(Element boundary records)
** START **
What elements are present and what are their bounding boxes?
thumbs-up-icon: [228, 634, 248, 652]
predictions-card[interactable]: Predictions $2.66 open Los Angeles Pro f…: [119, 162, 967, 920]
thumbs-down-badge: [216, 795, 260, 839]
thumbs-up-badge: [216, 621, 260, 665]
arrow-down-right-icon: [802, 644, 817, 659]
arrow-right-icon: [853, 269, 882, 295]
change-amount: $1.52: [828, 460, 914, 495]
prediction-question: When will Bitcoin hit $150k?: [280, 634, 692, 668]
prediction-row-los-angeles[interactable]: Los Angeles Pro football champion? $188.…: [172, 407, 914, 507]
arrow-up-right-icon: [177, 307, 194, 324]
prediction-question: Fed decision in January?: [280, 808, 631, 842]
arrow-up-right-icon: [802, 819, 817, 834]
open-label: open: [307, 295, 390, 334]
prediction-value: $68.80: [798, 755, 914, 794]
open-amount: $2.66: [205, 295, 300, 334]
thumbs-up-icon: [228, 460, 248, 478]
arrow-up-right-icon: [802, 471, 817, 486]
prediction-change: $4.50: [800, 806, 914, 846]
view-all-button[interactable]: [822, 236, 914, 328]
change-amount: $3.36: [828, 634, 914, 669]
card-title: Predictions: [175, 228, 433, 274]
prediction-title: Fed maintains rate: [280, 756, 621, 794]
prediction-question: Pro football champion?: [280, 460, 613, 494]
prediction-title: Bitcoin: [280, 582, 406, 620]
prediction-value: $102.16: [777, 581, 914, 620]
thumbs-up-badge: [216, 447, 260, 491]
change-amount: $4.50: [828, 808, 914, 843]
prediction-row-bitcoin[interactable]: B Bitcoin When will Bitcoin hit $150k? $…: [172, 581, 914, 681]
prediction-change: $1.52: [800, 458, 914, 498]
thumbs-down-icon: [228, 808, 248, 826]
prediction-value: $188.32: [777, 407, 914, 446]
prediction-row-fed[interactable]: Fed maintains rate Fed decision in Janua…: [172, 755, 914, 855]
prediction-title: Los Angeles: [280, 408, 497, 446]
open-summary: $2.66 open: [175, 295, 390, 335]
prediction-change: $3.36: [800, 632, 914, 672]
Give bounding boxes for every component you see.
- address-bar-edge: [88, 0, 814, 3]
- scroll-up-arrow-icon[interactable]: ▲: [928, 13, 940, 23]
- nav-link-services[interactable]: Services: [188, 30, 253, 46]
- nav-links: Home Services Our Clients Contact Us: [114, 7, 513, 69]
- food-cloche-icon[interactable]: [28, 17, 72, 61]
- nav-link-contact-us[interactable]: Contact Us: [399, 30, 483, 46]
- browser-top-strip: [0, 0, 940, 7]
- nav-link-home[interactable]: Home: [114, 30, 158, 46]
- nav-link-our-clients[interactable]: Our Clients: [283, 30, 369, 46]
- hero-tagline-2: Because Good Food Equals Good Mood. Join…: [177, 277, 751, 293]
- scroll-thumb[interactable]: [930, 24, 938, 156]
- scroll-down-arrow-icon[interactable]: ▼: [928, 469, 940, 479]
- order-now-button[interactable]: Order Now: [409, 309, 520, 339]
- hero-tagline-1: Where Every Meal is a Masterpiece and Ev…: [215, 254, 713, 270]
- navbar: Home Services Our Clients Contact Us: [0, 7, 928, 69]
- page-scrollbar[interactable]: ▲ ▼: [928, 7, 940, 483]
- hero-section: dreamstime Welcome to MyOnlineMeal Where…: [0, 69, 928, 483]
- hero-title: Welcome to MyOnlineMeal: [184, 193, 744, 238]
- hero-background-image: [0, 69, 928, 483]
** END **
**DESCRIPTION OF THE TASK**
Retype all of the rows above line by line, leaving every character unchanged.

**RESPONSE FOR THIS EXERCISE**
What elements are present and what are their bounding boxes?
thumbs-up-icon: [228, 634, 248, 652]
predictions-card[interactable]: Predictions $2.66 open Los Angeles Pro f…: [119, 162, 967, 920]
thumbs-down-badge: [216, 795, 260, 839]
thumbs-up-badge: [216, 621, 260, 665]
arrow-down-right-icon: [802, 644, 817, 659]
arrow-right-icon: [853, 269, 882, 295]
change-amount: $1.52: [828, 460, 914, 495]
prediction-question: When will Bitcoin hit $150k?: [280, 634, 692, 668]
prediction-row-los-angeles[interactable]: Los Angeles Pro football champion? $188.…: [172, 407, 914, 507]
arrow-up-right-icon: [177, 307, 194, 324]
prediction-question: Fed decision in January?: [280, 808, 631, 842]
arrow-up-right-icon: [802, 819, 817, 834]
open-label: open: [307, 295, 390, 334]
prediction-value: $68.80: [798, 755, 914, 794]
open-amount: $2.66: [205, 295, 300, 334]
thumbs-up-icon: [228, 460, 248, 478]
arrow-up-right-icon: [802, 471, 817, 486]
prediction-change: $4.50: [800, 806, 914, 846]
view-all-button[interactable]: [822, 236, 914, 328]
change-amount: $3.36: [828, 634, 914, 669]
card-title: Predictions: [175, 228, 433, 274]
prediction-title: Fed maintains rate: [280, 756, 621, 794]
prediction-question: Pro football champion?: [280, 460, 613, 494]
prediction-title: Bitcoin: [280, 582, 406, 620]
prediction-value: $102.16: [777, 581, 914, 620]
thumbs-up-badge: [216, 447, 260, 491]
change-amount: $4.50: [828, 808, 914, 843]
prediction-row-bitcoin[interactable]: B Bitcoin When will Bitcoin hit $150k? $…: [172, 581, 914, 681]
prediction-change: $1.52: [800, 458, 914, 498]
thumbs-down-icon: [228, 808, 248, 826]
prediction-value: $188.32: [777, 407, 914, 446]
prediction-row-fed[interactable]: Fed maintains rate Fed decision in Janua…: [172, 755, 914, 855]
prediction-title: Los Angeles: [280, 408, 497, 446]
open-summary: $2.66 open: [175, 295, 390, 335]
prediction-change: $3.36: [800, 632, 914, 672]
Give bounding boxes for every component you see.
- address-bar-edge: [88, 0, 814, 3]
- scroll-up-arrow-icon[interactable]: ▲: [928, 13, 940, 23]
- nav-link-services[interactable]: Services: [188, 30, 253, 46]
- nav-links: Home Services Our Clients Contact Us: [114, 7, 513, 69]
- food-cloche-icon[interactable]: [28, 17, 72, 61]
- nav-link-contact-us[interactable]: Contact Us: [399, 30, 483, 46]
- browser-top-strip: [0, 0, 940, 7]
- nav-link-home[interactable]: Home: [114, 30, 158, 46]
- nav-link-our-clients[interactable]: Our Clients: [283, 30, 369, 46]
- hero-tagline-2: Because Good Food Equals Good Mood. Join…: [177, 277, 751, 293]
- scroll-thumb[interactable]: [930, 24, 938, 156]
- scroll-down-arrow-icon[interactable]: ▼: [928, 469, 940, 479]
- order-now-button[interactable]: Order Now: [409, 309, 520, 339]
- hero-tagline-1: Where Every Meal is a Masterpiece and Ev…: [215, 254, 713, 270]
- navbar: Home Services Our Clients Contact Us: [0, 7, 928, 69]
- page-scrollbar[interactable]: ▲ ▼: [928, 7, 940, 483]
- hero-section: dreamstime Welcome to MyOnlineMeal Where…: [0, 69, 928, 483]
- hero-title: Welcome to MyOnlineMeal: [184, 193, 744, 238]
- hero-background-image: [0, 69, 928, 483]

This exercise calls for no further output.